## WHAT IS ASKED
Don't copy the pictures; return every other part of the records exactly.

▬▬▬▬▬▬▬▬▬▬

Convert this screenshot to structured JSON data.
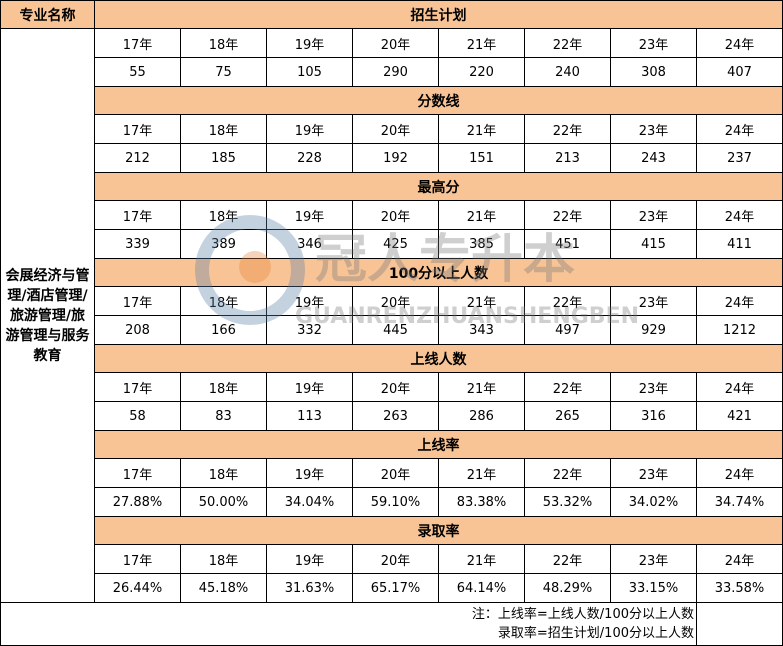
{
  "header_label": "专业名称",
  "major": "会展经济与管理/酒店管理/旅游管理/旅游管理与服务教育",
  "years": [
    "17年",
    "18年",
    "19年",
    "20年",
    "21年",
    "22年",
    "23年",
    "24年"
  ],
  "sections": [
    {
      "title": "招生计划",
      "values": [
        "55",
        "75",
        "105",
        "290",
        "220",
        "240",
        "308",
        "407"
      ]
    },
    {
      "title": "分数线",
      "values": [
        "212",
        "185",
        "228",
        "192",
        "151",
        "213",
        "243",
        "237"
      ]
    },
    {
      "title": "最高分",
      "values": [
        "339",
        "389",
        "346",
        "425",
        "385",
        "451",
        "415",
        "411"
      ]
    },
    {
      "title": "100分以上人数",
      "values": [
        "208",
        "166",
        "332",
        "445",
        "343",
        "497",
        "929",
        "1212"
      ]
    },
    {
      "title": "上线人数",
      "values": [
        "58",
        "83",
        "113",
        "263",
        "286",
        "265",
        "316",
        "421"
      ]
    },
    {
      "title": "上线率",
      "values": [
        "27.88%",
        "50.00%",
        "34.04%",
        "59.10%",
        "83.38%",
        "53.32%",
        "34.02%",
        "34.74%"
      ]
    },
    {
      "title": "录取率",
      "values": [
        "26.44%",
        "45.18%",
        "31.63%",
        "65.17%",
        "64.14%",
        "48.29%",
        "33.15%",
        "33.58%"
      ]
    }
  ],
  "notes": [
    "注：上线率=上线人数/100分以上人数",
    "录取率=招生计划/100分以上人数"
  ],
  "watermark": {
    "cn": "冠人专升本",
    "en": "GUANRENZHUANSHENGBEN"
  },
  "colors": {
    "header": "#f8c496"
  }
}
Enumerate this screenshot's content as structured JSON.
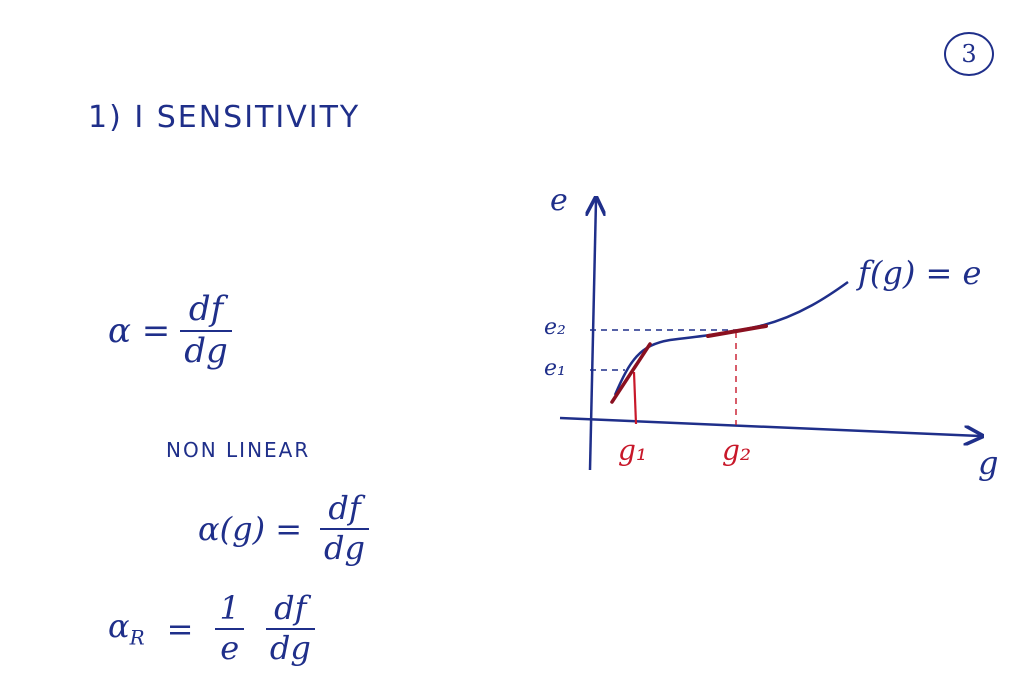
{
  "page_number": "3",
  "heading": "1) I SENSITIVITY",
  "eq_sensitivity": {
    "lhs": "α =",
    "num": "df",
    "den": "dg"
  },
  "nonlinear_label": "NON LINEAR",
  "eq_nonlinear": {
    "lhs": "α(g) =",
    "num": "df",
    "den": "dg"
  },
  "eq_relative": {
    "lhs_base": "α",
    "lhs_sub": "R",
    "eq": "=",
    "f1_num": "1",
    "f1_den": "e",
    "f2_num": "df",
    "f2_den": "dg"
  },
  "graph": {
    "y_axis_label": "e",
    "x_axis_label": "g",
    "curve_label": "f(g) = e",
    "y_ticks": [
      "e₂",
      "e₁"
    ],
    "x_ticks": [
      "g₁",
      "g₂"
    ]
  },
  "colors": {
    "ink": "#1f2f8a",
    "red": "#c8182a",
    "paper": "#ffffff"
  }
}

▬▬▬▬▬▬▬▬▬▬

## TASK RESULT
Convert this screenshot to structured JSON data.
{
  "header_label": "专业名称",
  "major": "会展经济与管理/酒店管理/旅游管理/旅游管理与服务教育",
  "years": [
    "17年",
    "18年",
    "19年",
    "20年",
    "21年",
    "22年",
    "23年",
    "24年"
  ],
  "sections": [
    {
      "title": "招生计划",
      "values": [
        "55",
        "75",
        "105",
        "290",
        "220",
        "240",
        "308",
        "407"
      ]
    },
    {
      "title": "分数线",
      "values": [
        "212",
        "185",
        "228",
        "192",
        "151",
        "213",
        "243",
        "237"
      ]
    },
    {
      "title": "最高分",
      "values": [
        "339",
        "389",
        "346",
        "425",
        "385",
        "451",
        "415",
        "411"
      ]
    },
    {
      "title": "100分以上人数",
      "values": [
        "208",
        "166",
        "332",
        "445",
        "343",
        "497",
        "929",
        "1212"
      ]
    },
    {
      "title": "上线人数",
      "values": [
        "58",
        "83",
        "113",
        "263",
        "286",
        "265",
        "316",
        "421"
      ]
    },
    {
      "title": "上线率",
      "values": [
        "27.88%",
        "50.00%",
        "34.04%",
        "59.10%",
        "83.38%",
        "53.32%",
        "34.02%",
        "34.74%"
      ]
    },
    {
      "title": "录取率",
      "values": [
        "26.44%",
        "45.18%",
        "31.63%",
        "65.17%",
        "64.14%",
        "48.29%",
        "33.15%",
        "33.58%"
      ]
    }
  ],
  "notes": [
    "注：上线率=上线人数/100分以上人数",
    "录取率=招生计划/100分以上人数"
  ],
  "watermark": {
    "cn": "冠人专升本",
    "en": "GUANRENZHUANSHENGBEN"
  },
  "colors": {
    "header": "#f8c496"
  }
}
Enumerate this screenshot's content as structured JSON.
{
  "page_number": "3",
  "heading": "1) I SENSITIVITY",
  "eq_sensitivity": {
    "lhs": "α =",
    "num": "df",
    "den": "dg"
  },
  "nonlinear_label": "NON LINEAR",
  "eq_nonlinear": {
    "lhs": "α(g) =",
    "num": "df",
    "den": "dg"
  },
  "eq_relative": {
    "lhs_base": "α",
    "lhs_sub": "R",
    "eq": "=",
    "f1_num": "1",
    "f1_den": "e",
    "f2_num": "df",
    "f2_den": "dg"
  },
  "graph": {
    "y_axis_label": "e",
    "x_axis_label": "g",
    "curve_label": "f(g) = e",
    "y_ticks": [
      "e₂",
      "e₁"
    ],
    "x_ticks": [
      "g₁",
      "g₂"
    ]
  },
  "colors": {
    "ink": "#1f2f8a",
    "red": "#c8182a",
    "paper": "#ffffff"
  }
}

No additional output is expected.